→ Task material
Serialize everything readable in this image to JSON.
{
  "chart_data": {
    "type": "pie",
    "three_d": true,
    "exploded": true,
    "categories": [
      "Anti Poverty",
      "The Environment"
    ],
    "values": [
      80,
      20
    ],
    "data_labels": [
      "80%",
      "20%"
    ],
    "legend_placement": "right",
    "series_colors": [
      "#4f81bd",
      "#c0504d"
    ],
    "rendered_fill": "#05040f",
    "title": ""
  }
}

→ Instructions to follow
Write out the whole listing exactly.

→ Complete response
Serialize everything readable in this image to JSON.
{
  "chart_data": {
    "type": "pie",
    "three_d": true,
    "exploded": true,
    "categories": [
      "Anti Poverty",
      "The Environment"
    ],
    "values": [
      80,
      20
    ],
    "data_labels": [
      "80%",
      "20%"
    ],
    "legend_placement": "right",
    "series_colors": [
      "#4f81bd",
      "#c0504d"
    ],
    "rendered_fill": "#05040f",
    "title": ""
  }
}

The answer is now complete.